[Dataset records]
****

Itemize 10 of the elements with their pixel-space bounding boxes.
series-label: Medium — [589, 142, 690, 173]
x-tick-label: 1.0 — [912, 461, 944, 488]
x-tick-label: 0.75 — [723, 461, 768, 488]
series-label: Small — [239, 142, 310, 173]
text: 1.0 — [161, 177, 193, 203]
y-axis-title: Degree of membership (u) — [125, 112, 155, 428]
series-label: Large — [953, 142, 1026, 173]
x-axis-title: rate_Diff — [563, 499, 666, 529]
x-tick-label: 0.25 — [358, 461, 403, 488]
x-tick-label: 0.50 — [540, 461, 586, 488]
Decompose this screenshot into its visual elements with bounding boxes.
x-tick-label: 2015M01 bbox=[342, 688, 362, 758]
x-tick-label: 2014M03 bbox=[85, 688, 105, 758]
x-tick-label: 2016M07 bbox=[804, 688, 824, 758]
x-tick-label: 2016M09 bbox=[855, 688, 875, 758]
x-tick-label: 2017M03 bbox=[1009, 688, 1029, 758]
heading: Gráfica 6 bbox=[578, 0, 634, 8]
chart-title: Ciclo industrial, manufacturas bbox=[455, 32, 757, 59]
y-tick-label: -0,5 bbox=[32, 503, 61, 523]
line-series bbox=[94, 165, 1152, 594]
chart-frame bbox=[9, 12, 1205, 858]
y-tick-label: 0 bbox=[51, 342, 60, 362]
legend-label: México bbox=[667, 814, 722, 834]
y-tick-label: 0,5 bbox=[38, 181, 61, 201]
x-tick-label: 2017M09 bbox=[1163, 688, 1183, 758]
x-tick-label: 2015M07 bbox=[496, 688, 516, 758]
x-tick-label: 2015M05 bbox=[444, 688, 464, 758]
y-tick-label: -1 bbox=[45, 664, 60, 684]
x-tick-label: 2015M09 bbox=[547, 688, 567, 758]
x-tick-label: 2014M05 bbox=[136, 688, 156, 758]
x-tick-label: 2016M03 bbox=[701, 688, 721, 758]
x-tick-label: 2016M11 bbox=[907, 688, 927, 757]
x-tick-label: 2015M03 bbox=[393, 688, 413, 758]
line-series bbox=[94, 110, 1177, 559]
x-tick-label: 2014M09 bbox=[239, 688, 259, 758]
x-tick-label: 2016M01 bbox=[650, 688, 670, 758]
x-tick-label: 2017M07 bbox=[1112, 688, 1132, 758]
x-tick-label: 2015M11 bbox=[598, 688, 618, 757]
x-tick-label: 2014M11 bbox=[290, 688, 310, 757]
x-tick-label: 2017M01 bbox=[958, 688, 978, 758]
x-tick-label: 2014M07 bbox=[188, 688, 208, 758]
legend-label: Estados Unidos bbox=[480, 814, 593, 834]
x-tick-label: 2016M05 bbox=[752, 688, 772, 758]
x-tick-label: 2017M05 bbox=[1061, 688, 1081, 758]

****

▸ **WORK TO BE COMPLETED**
Extract every line of the items above and reproduce each one unchanged.

▸ **FINAL RESULT**
Itemize 10 of the elements with their pixel-space bounding boxes.
series-label: Medium — [589, 142, 690, 173]
x-tick-label: 1.0 — [912, 461, 944, 488]
x-tick-label: 0.75 — [723, 461, 768, 488]
series-label: Small — [239, 142, 310, 173]
text: 1.0 — [161, 177, 193, 203]
y-axis-title: Degree of membership (u) — [125, 112, 155, 428]
series-label: Large — [953, 142, 1026, 173]
x-axis-title: rate_Diff — [563, 499, 666, 529]
x-tick-label: 0.25 — [358, 461, 403, 488]
x-tick-label: 0.50 — [540, 461, 586, 488]
Decompose this screenshot into its visual elements with bounding boxes.
x-tick-label: 2015M01 bbox=[342, 688, 362, 758]
x-tick-label: 2014M03 bbox=[85, 688, 105, 758]
x-tick-label: 2016M07 bbox=[804, 688, 824, 758]
x-tick-label: 2016M09 bbox=[855, 688, 875, 758]
x-tick-label: 2017M03 bbox=[1009, 688, 1029, 758]
heading: Gráfica 6 bbox=[578, 0, 634, 8]
chart-title: Ciclo industrial, manufacturas bbox=[455, 32, 757, 59]
y-tick-label: -0,5 bbox=[32, 503, 61, 523]
line-series bbox=[94, 165, 1152, 594]
chart-frame bbox=[9, 12, 1205, 858]
y-tick-label: 0 bbox=[51, 342, 60, 362]
legend-label: México bbox=[667, 814, 722, 834]
y-tick-label: 0,5 bbox=[38, 181, 61, 201]
x-tick-label: 2017M09 bbox=[1163, 688, 1183, 758]
x-tick-label: 2015M07 bbox=[496, 688, 516, 758]
x-tick-label: 2015M05 bbox=[444, 688, 464, 758]
y-tick-label: -1 bbox=[45, 664, 60, 684]
x-tick-label: 2015M09 bbox=[547, 688, 567, 758]
x-tick-label: 2014M05 bbox=[136, 688, 156, 758]
x-tick-label: 2016M03 bbox=[701, 688, 721, 758]
x-tick-label: 2016M11 bbox=[907, 688, 927, 757]
x-tick-label: 2015M03 bbox=[393, 688, 413, 758]
line-series bbox=[94, 110, 1177, 559]
x-tick-label: 2014M09 bbox=[239, 688, 259, 758]
x-tick-label: 2016M01 bbox=[650, 688, 670, 758]
x-tick-label: 2017M07 bbox=[1112, 688, 1132, 758]
x-tick-label: 2015M11 bbox=[598, 688, 618, 757]
x-tick-label: 2014M11 bbox=[290, 688, 310, 757]
x-tick-label: 2017M01 bbox=[958, 688, 978, 758]
x-tick-label: 2014M07 bbox=[188, 688, 208, 758]
legend-label: Estados Unidos bbox=[480, 814, 593, 834]
x-tick-label: 2016M05 bbox=[752, 688, 772, 758]
x-tick-label: 2017M05 bbox=[1061, 688, 1081, 758]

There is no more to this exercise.